[Data entries for graphics]
● ● ●

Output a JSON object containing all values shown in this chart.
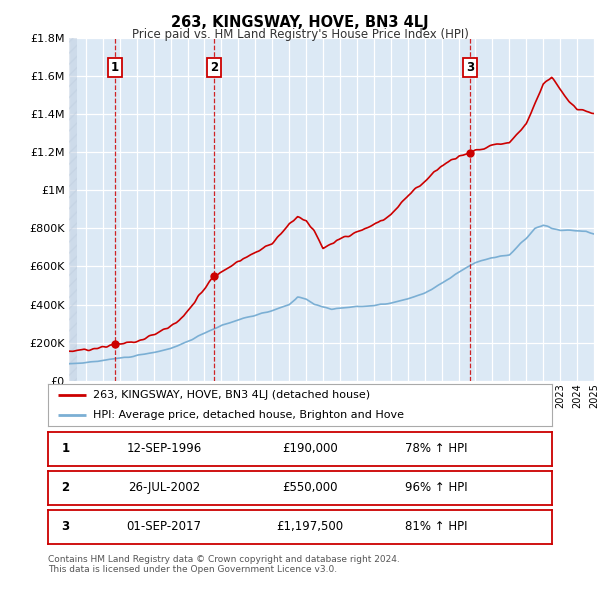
{
  "title": "263, KINGSWAY, HOVE, BN3 4LJ",
  "subtitle": "Price paid vs. HM Land Registry's House Price Index (HPI)",
  "legend_label_red": "263, KINGSWAY, HOVE, BN3 4LJ (detached house)",
  "legend_label_blue": "HPI: Average price, detached house, Brighton and Hove",
  "transactions": [
    {
      "num": 1,
      "date": "12-SEP-1996",
      "price": 190000,
      "hpi_pct": "78% ↑ HPI",
      "year": 1996.71
    },
    {
      "num": 2,
      "date": "26-JUL-2002",
      "price": 550000,
      "hpi_pct": "96% ↑ HPI",
      "year": 2002.56
    },
    {
      "num": 3,
      "date": "01-SEP-2017",
      "price": 1197500,
      "hpi_pct": "81% ↑ HPI",
      "year": 2017.67
    }
  ],
  "footnote1": "Contains HM Land Registry data © Crown copyright and database right 2024.",
  "footnote2": "This data is licensed under the Open Government Licence v3.0.",
  "xmin": 1994,
  "xmax": 2025,
  "ymin": 0,
  "ymax": 1800000,
  "yticks": [
    0,
    200000,
    400000,
    600000,
    800000,
    1000000,
    1200000,
    1400000,
    1600000,
    1800000
  ],
  "ytick_labels": [
    "£0",
    "£200K",
    "£400K",
    "£600K",
    "£800K",
    "£1M",
    "£1.2M",
    "£1.4M",
    "£1.6M",
    "£1.8M"
  ],
  "red_color": "#cc0000",
  "blue_color": "#7bafd4",
  "background_color": "#dce9f5",
  "plot_bg_color": "#dce9f5",
  "grid_color": "#ffffff",
  "vline_color": "#cc0000",
  "hatch_color": "#c0cfe0"
}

● ● ●

• WHAT NEEDS TO BE DONE
Above are records with pictures; repeat the records exactly and leave the pictures out.

• FINAL RESULT
Output a JSON object containing all values shown in this chart.
{
  "title": "263, KINGSWAY, HOVE, BN3 4LJ",
  "subtitle": "Price paid vs. HM Land Registry's House Price Index (HPI)",
  "legend_label_red": "263, KINGSWAY, HOVE, BN3 4LJ (detached house)",
  "legend_label_blue": "HPI: Average price, detached house, Brighton and Hove",
  "transactions": [
    {
      "num": 1,
      "date": "12-SEP-1996",
      "price": 190000,
      "hpi_pct": "78% ↑ HPI",
      "year": 1996.71
    },
    {
      "num": 2,
      "date": "26-JUL-2002",
      "price": 550000,
      "hpi_pct": "96% ↑ HPI",
      "year": 2002.56
    },
    {
      "num": 3,
      "date": "01-SEP-2017",
      "price": 1197500,
      "hpi_pct": "81% ↑ HPI",
      "year": 2017.67
    }
  ],
  "footnote1": "Contains HM Land Registry data © Crown copyright and database right 2024.",
  "footnote2": "This data is licensed under the Open Government Licence v3.0.",
  "xmin": 1994,
  "xmax": 2025,
  "ymin": 0,
  "ymax": 1800000,
  "yticks": [
    0,
    200000,
    400000,
    600000,
    800000,
    1000000,
    1200000,
    1400000,
    1600000,
    1800000
  ],
  "ytick_labels": [
    "£0",
    "£200K",
    "£400K",
    "£600K",
    "£800K",
    "£1M",
    "£1.2M",
    "£1.4M",
    "£1.6M",
    "£1.8M"
  ],
  "red_color": "#cc0000",
  "blue_color": "#7bafd4",
  "background_color": "#dce9f5",
  "plot_bg_color": "#dce9f5",
  "grid_color": "#ffffff",
  "vline_color": "#cc0000",
  "hatch_color": "#c0cfe0"
}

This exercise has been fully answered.